Objective> Identify each line containing the word "совершенствования" and copy it.

------ Input for this task

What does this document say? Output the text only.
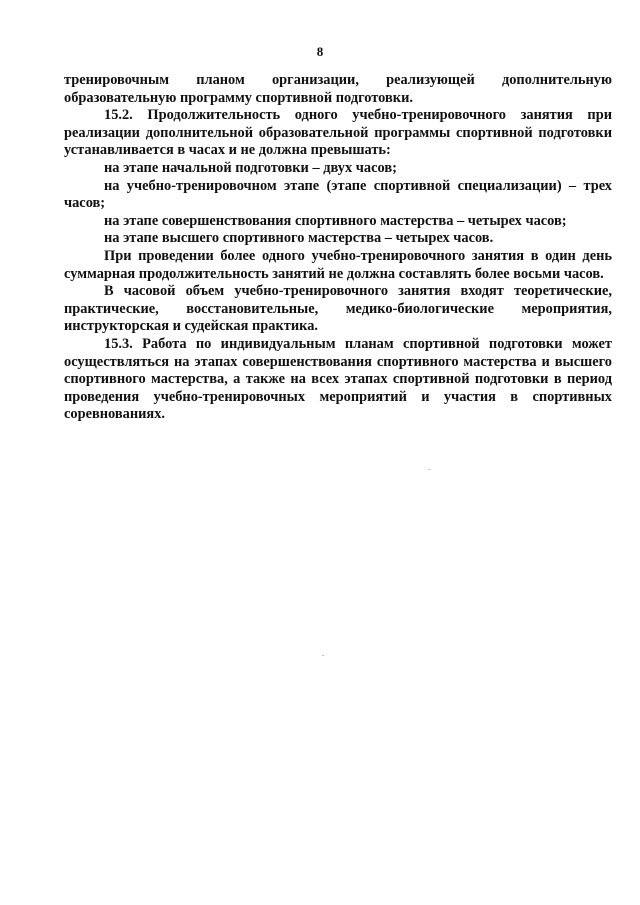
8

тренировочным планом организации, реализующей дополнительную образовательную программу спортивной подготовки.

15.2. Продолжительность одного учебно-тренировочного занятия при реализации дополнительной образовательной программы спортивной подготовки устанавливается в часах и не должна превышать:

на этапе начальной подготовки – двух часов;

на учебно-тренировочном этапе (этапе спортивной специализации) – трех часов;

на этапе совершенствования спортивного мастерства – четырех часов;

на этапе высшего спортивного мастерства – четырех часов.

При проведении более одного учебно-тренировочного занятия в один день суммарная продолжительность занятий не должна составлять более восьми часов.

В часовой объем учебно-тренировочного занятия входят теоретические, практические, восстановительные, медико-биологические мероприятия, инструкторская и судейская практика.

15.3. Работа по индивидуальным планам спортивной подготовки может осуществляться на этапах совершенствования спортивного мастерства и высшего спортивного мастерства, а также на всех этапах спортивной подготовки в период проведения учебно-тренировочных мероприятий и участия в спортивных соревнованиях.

------------
------ Input for this task

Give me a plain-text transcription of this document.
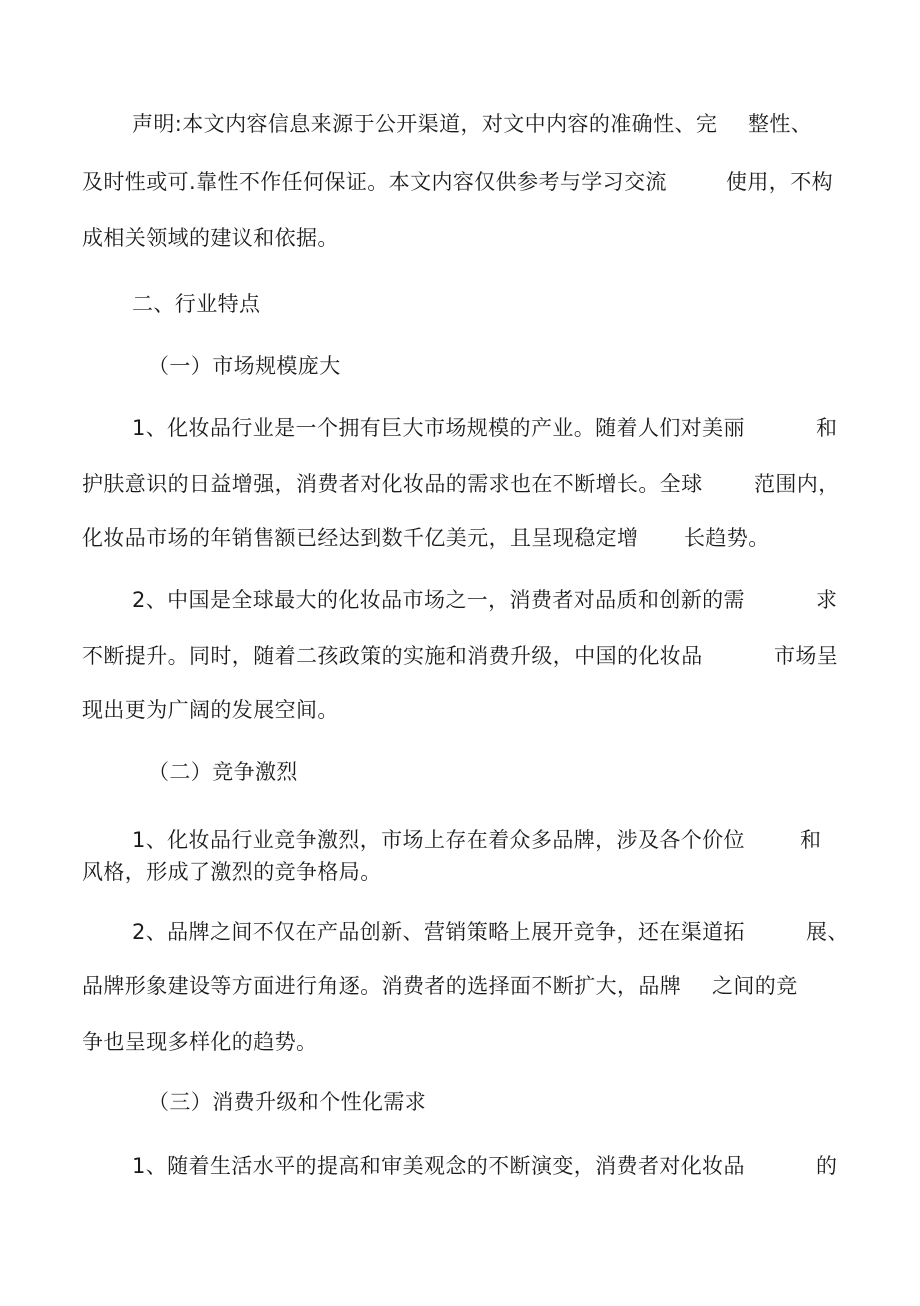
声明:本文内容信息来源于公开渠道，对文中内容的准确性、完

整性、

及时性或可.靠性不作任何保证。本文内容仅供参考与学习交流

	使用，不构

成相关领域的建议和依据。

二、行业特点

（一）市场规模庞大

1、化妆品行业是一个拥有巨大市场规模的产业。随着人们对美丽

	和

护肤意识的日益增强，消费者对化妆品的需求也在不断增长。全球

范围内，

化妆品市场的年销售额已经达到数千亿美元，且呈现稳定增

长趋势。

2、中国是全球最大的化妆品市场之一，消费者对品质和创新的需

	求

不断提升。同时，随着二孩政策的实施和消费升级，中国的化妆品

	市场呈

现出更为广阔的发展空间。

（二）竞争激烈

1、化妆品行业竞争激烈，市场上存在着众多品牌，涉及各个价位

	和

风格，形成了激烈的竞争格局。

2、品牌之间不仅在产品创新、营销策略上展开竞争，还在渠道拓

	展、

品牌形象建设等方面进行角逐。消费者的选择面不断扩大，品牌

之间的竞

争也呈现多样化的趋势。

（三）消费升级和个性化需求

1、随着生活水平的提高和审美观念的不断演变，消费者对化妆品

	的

------------

Final answer>
на этапе совершенствования спортивного мастерства – четырех часов;
15.3. Работа по индивидуальным планам спортивной подготовки может осуществляться на этапах совершенствования спортивного мастерства и высшего спортивного мастерства, а также на всех этапах спортивной подготовки в период проведения учебно-тренировочных мероприятий и участия в спортивных соревнованиях.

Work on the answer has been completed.